>> BEGIN
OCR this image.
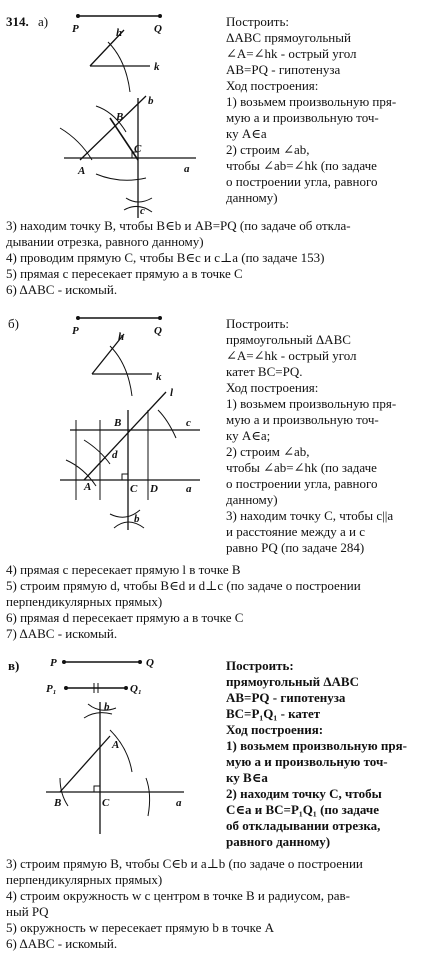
314. а) P	Q
h
k
B
b
C
A	a
c
Построить:
ΔABC прямоугольный
∠A=∠hk - острый угол
AB=PQ - гипотенуза
Ход построения:
1) возьмем произвольную пря-
мую a и произвольную точ-
ку A∈a
2) строим ∠ab,
чтобы ∠ab=∠hk (по задаче
о построении угла, равного
данному)
3) находим точку B, чтобы B∈b и AB=PQ (по задаче об откла-
дывании отрезка, равного данному)
4) проводим прямую C, чтобы B∈c и c⊥a (по задаче 153)
5) прямая c пересекает прямую a в точке C
6) ΔABC - искомый.
б)	P	Q
h
k
l
B	c
A	C D	a
d
b
Построить:
прямоугольный ΔABC
∠A=∠hk - острый угол
катет BC=PQ.
Ход построения:
1) возьмем произвольную пря-
мую a и произвольную точ-
ку A∈a;
2) строим ∠ab,
чтобы ∠ab=∠hk (по задаче
о построении угла, равного
данному)
3) находим точку C, чтобы c||a
и расстояние между a и c
равно PQ (по задаче 284)
4) прямая c пересекает прямую l в точке B
5) строим прямую d, чтобы B∈d и d⊥c (по задаче о построении
перпендикулярных прямых)
6) прямая d пересекает прямую a в точке C
7) ΔABC - искомый.
в)	P	Q
P₁	Q₁
b
A
B	C	a
Построить:
прямоугольный ΔABC
AB=PQ - гипотенуза
BC=P₁Q₁ - катет
Ход построения:
1) возьмем произвольную пря-
мую a и произвольную точ-
ку B∈a
2) находим точку C, чтобы
C∈a и BC=P₁Q₁ (по задаче
об откладывании отрезка,
равного данному)
3) строим прямую B, чтобы C∈b и a⊥b (по задаче о построении
перпендикулярных прямых)
4) строим окружность w c центром в точке B и радиусом, рав-
ный PQ
5) окружность w пересекает прямую b в точке A
6) ΔABC - искомый.
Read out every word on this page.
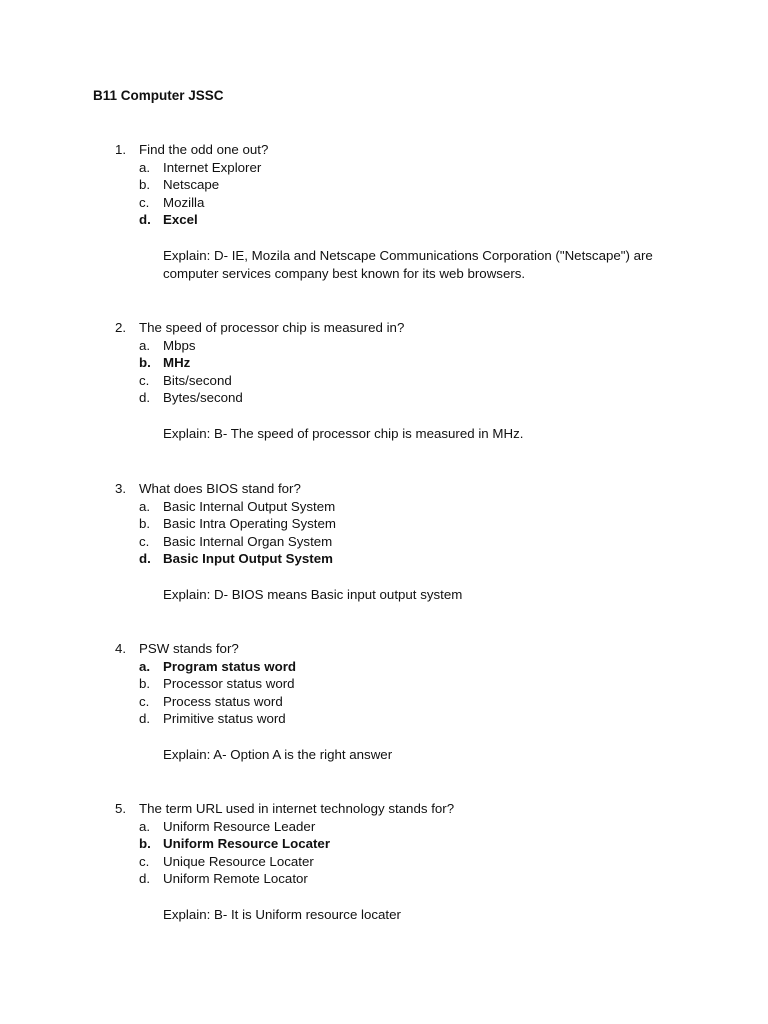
B11 Computer JSSC
1. Find the odd one out?
a. Internet Explorer
b. Netscape
c.	Mozilla
d. Excel
Explain: D- IE, Mozila and Netscape Communications Corporation ("Netscape") are computer services company best known for its web browsers.
2. The speed of processor chip is measured in?
a. Mbps
b. MHz
c.	Bits/second
d. Bytes/second
Explain: B- The speed of processor chip is measured in MHz.
3. What does BIOS stand for?
a. Basic Internal Output System
b. Basic Intra Operating System
c.	Basic Internal Organ System
d. Basic Input Output System
Explain: D- BIOS means Basic input output system
4. PSW stands for?
a. Program status word
b. Processor status word
c.	Process status word
d. Primitive status word
Explain: A- Option A is the right answer
5. The term URL used in internet technology stands for?
a. Uniform Resource Leader
b. Uniform Resource Locater
c.	Unique Resource Locater
d. Uniform Remote Locator
Explain: B- It is Uniform resource locater
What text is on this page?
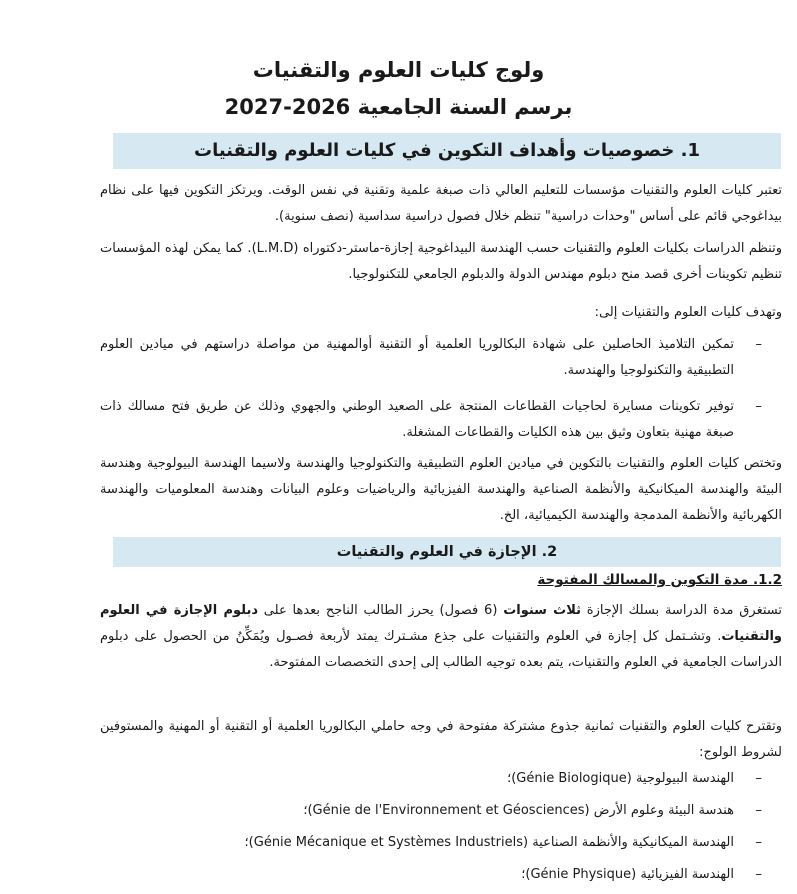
ولوج كليات العلوم والتقنيات
برسم السنة الجامعية 2026-2027
1. خصوصيات وأهداف التكوين في كليات العلوم والتقنيات

تعتبر كليات العلوم والتقنيات مؤسسات للتعليم العالي ذات صبغة علمية وتقنية في نفس الوقت. ويرتكز التكوين فيها على نظام بيداغوجي قائم على أساس "وحدات دراسية" تنظم خلال فصول دراسية سداسية (نصف سنوية).

وتنظم الدراسات بكليات العلوم والتقنيات حسب الهندسة البيداغوجية إجازة-ماستر-دكتوراه (L.M.D). كما يمكن لهذه المؤسسات تنظيم تكوينات أخرى قصد منح دبلوم مهندس الدولة والدبلوم الجامعي للتكنولوجيا.

وتهدف كليات العلوم والتقنيات إلى:

–
تمكين التلاميذ الحاصلين على شهادة البكالوريا العلمية أو التقنية أوالمهنية من مواصلة دراستهم في ميادين العلوم التطبيقية والتكنولوجيا والهندسة.
–
توفير تكوينات مسايرة لحاجيات القطاعات المنتجة على الصعيد الوطني والجهوي وذلك عن طريق فتح مسالك ذات صبغة مهنية بتعاون وثيق بين هذه الكليات والقطاعات المشغلة.

وتختص كليات العلوم والتقنيات بالتكوين في ميادين العلوم التطبيقية والتكنولوجيا والهندسة ولاسيما الهندسة البيولوجية وهندسة البيئة والهندسة الميكانيكية والأنظمة الصناعية والهندسة الفيزيائية والرياضيات وعلوم البيانات وهندسة المعلوميات والهندسة الكهربائية والأنظمة المدمجة والهندسة الكيميائية، الخ.

2. الإجازة في العلوم والتقنيات
1.2. مدة التكوين والمسالك المفتوحة

تستغرق مدة الدراسة بسلك الإجازة ثلاث سنوات (6 فصول) يحرز الطالب الناجح بعدها على دبلوم الإجازة في العلوم والتقنيات. وتشـتمل كل إجازة في العلوم والتقنيات على جذع مشـترك يمتد لأربعة فصـول ويُمَكِّنُ من الحصول على دبلوم الدراسات الجامعية في العلوم والتقنيات، يتم بعده توجيه الطالب إلى إحدى التخصصات المفتوحة.

وتقترح كليات العلوم والتقنيات ثمانية جذوع مشتركة مفتوحة في وجه حاملي البكالوريا العلمية أو التقنية أو المهنية والمستوفين لشروط الولوج:

–
الهندسة البيولوجية (Génie Biologique)؛
–
هندسة البيئة وعلوم الأرض (Génie de l'Environnement et Géosciences)؛
–
الهندسة الميكانيكية والأنظمة الصناعية (Génie Mécanique et Systèmes Industriels)؛
–
الهندسة الفيزيائية (Génie Physique)؛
>> END
> [Given exercise]:
Read through the lines above and collect those that contain the string "chip".

> [Written reply]:
2. The speed of processor chip is measured in?
Explain: B- The speed of processor chip is measured in MHz.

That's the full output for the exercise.